(Your instructions):
Render every line of the entries below as a JSON list of strings, one string per line, with blank lines omitted. Leave the pictures out of the list.

(Data):
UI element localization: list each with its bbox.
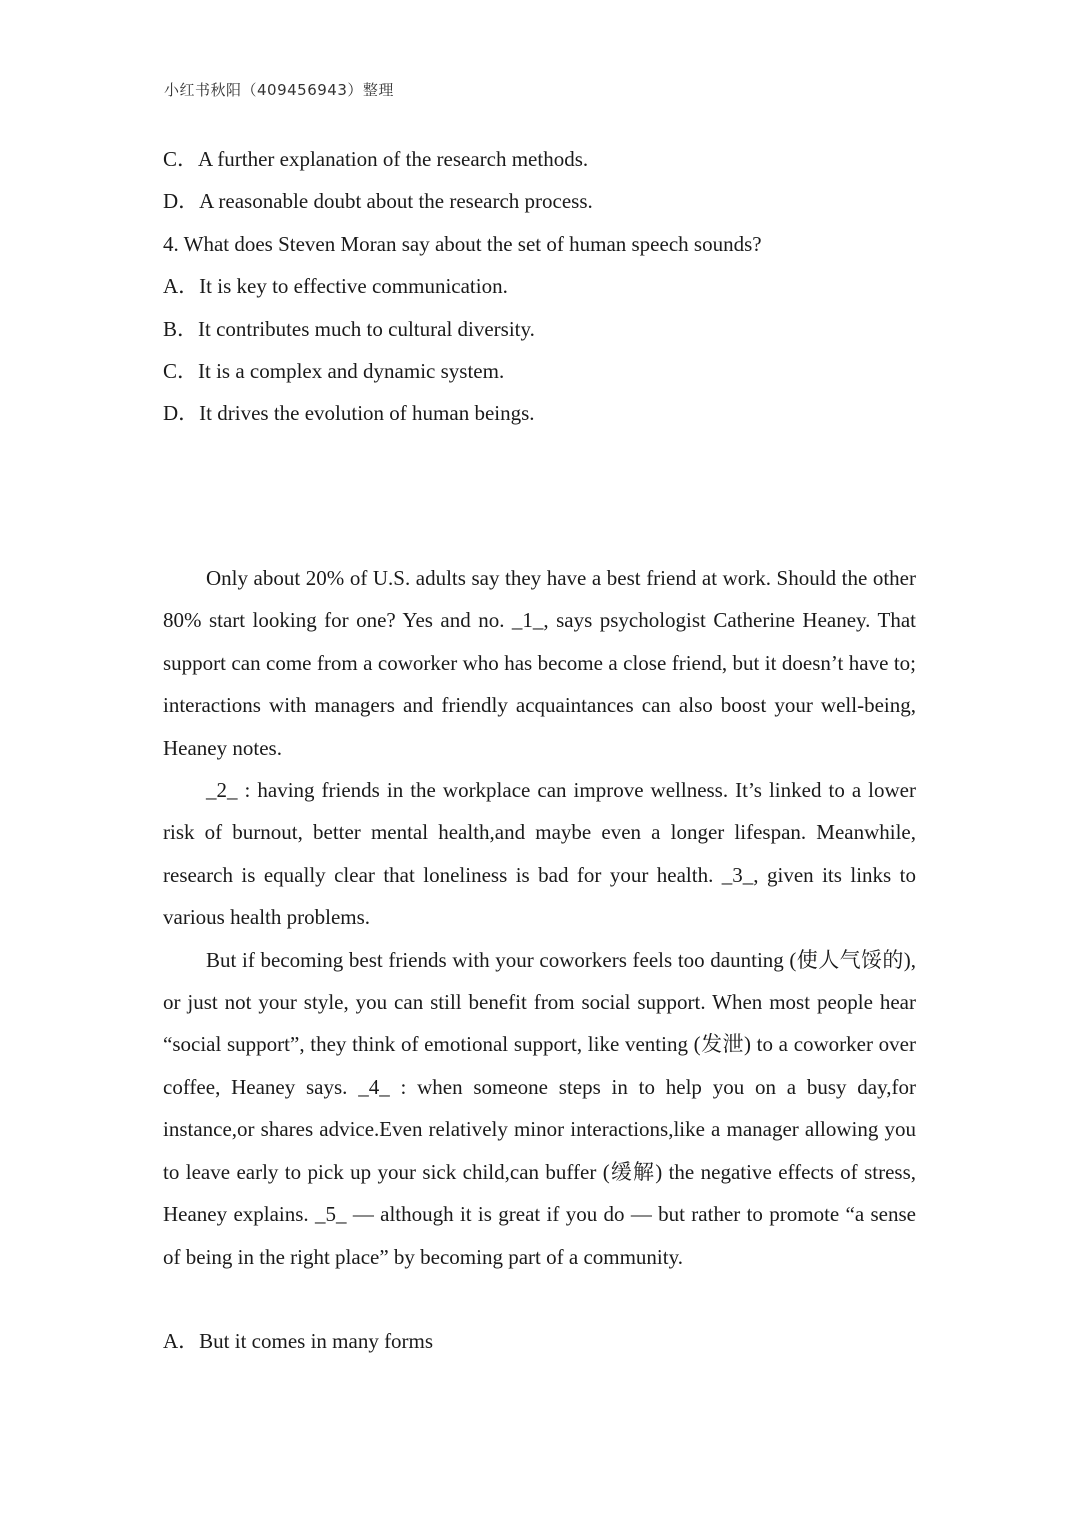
q4-option-c: C．It is a complex and dynamic system. — [163, 359, 505, 384]
passage-paragraph-2: _2_ : having friends in the workplace can improve wellness. It’s linked to a lower risk of burnout, better mental health,and maybe even a longer lifespan. Meanwhile, research is equally clear that loneliness is bad for your health. _3_, given its links to various health problems. — [163, 778, 916, 930]
question-block — [163, 138, 923, 435]
option-c: C．A further explanation of the research methods. — [163, 147, 589, 171]
answer-options — [163, 1320, 923, 1362]
q4-option-b: B．It contributes much to cultural diversity. — [163, 316, 535, 341]
passage-paragraph-3: But if becoming best friends with your coworkers feels too daunting (使人气馁的), or just not your style, you can still benefit from social support. When most people hear “social support”, they think of emotional support, like venting (发泄) to a coworker over coffee, Heaney says. _4_ : when someone steps in to help you on a busy day,for instance,or shares advice.Even relatively minor interactions,like a manager allowing you to leave early to pick up your sick child,can buffer (缓解) the negative effects of stress, Heaney explains. _5_ — although it is great if you do — but rather to promote “a sense of being in the right place” by becoming part of a community. — [163, 947, 916, 1269]
question-4: 4. What does Steven Moran say about the set of human speech sounds? — [163, 231, 762, 256]
header-note: 小红书秋阳（409456943）整理 — [164, 81, 394, 99]
q4-option-a: A．It is key to effective communication. — [163, 274, 508, 299]
reading-passage — [163, 557, 916, 1278]
option-d: D．A reasonable doubt about the research process. — [163, 189, 593, 214]
answer-option-a: A．But it comes in many forms — [163, 1329, 434, 1353]
q4-option-d: D．It drives the evolution of human beings. — [163, 401, 535, 426]
passage-paragraph-1: Only about 20% of U.S. adults say they have a best friend at work. Should the other 80% start looking for one? Yes and no. _1_, says psychologist Catherine Heaney. That support can come from a coworker who has become a close friend, but it doesn’t have to; interactions with managers and friendly acquaintances can also boost your well-being, Heaney notes. — [163, 566, 916, 760]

(Reply):
[
  "UI element localization: list each with its bbox.",
  "q4-option-c: C．It is a complex and dynamic system. — [163, 359, 505, 384]",
  "passage-paragraph-2: _2_ : having friends in the workplace can improve wellness. It’s linked to a lower risk of burnout, better mental health,and maybe even a longer lifespan. Meanwhile, research is equally clear that loneliness is bad for your health. _3_, given its links to various health problems. — [163, 778, 916, 930]",
  "question-block — [163, 138, 923, 435]",
  "option-c: C．A further explanation of the research methods. — [163, 147, 589, 171]",
  "answer-options — [163, 1320, 923, 1362]",
  "q4-option-b: B．It contributes much to cultural diversity. — [163, 316, 535, 341]",
  "passage-paragraph-3: But if becoming best friends with your coworkers feels too daunting (使人气馁的), or just not your style, you can still benefit from social support. When most people hear “social support”, they think of emotional support, like venting (发泄) to a coworker over coffee, Heaney says. _4_ : when someone steps in to help you on a busy day,for instance,or shares advice.Even relatively minor interactions,like a manager allowing you to leave early to pick up your sick child,can buffer (缓解) the negative effects of stress, Heaney explains. _5_ — although it is great if you do — but rather to promote “a sense of being in the right place” by becoming part of a community. — [163, 947, 916, 1269]",
  "question-4: 4. What does Steven Moran say about the set of human speech sounds? — [163, 231, 762, 256]",
  "header-note: 小红书秋阳（409456943）整理 — [164, 81, 394, 99]",
  "q4-option-a: A．It is key to effective communication. — [163, 274, 508, 299]",
  "reading-passage — [163, 557, 916, 1278]",
  "option-d: D．A reasonable doubt about the research process. — [163, 189, 593, 214]",
  "answer-option-a: A．But it comes in many forms — [163, 1329, 434, 1353]",
  "q4-option-d: D．It drives the evolution of human beings. — [163, 401, 535, 426]",
  "passage-paragraph-1: Only about 20% of U.S. adults say they have a best friend at work. Should the other 80% start looking for one? Yes and no. _1_, says psychologist Catherine Heaney. That support can come from a coworker who has become a close friend, but it doesn’t have to; interactions with managers and friendly acquaintances can also boost your well-being, Heaney notes. — [163, 566, 916, 760]"
]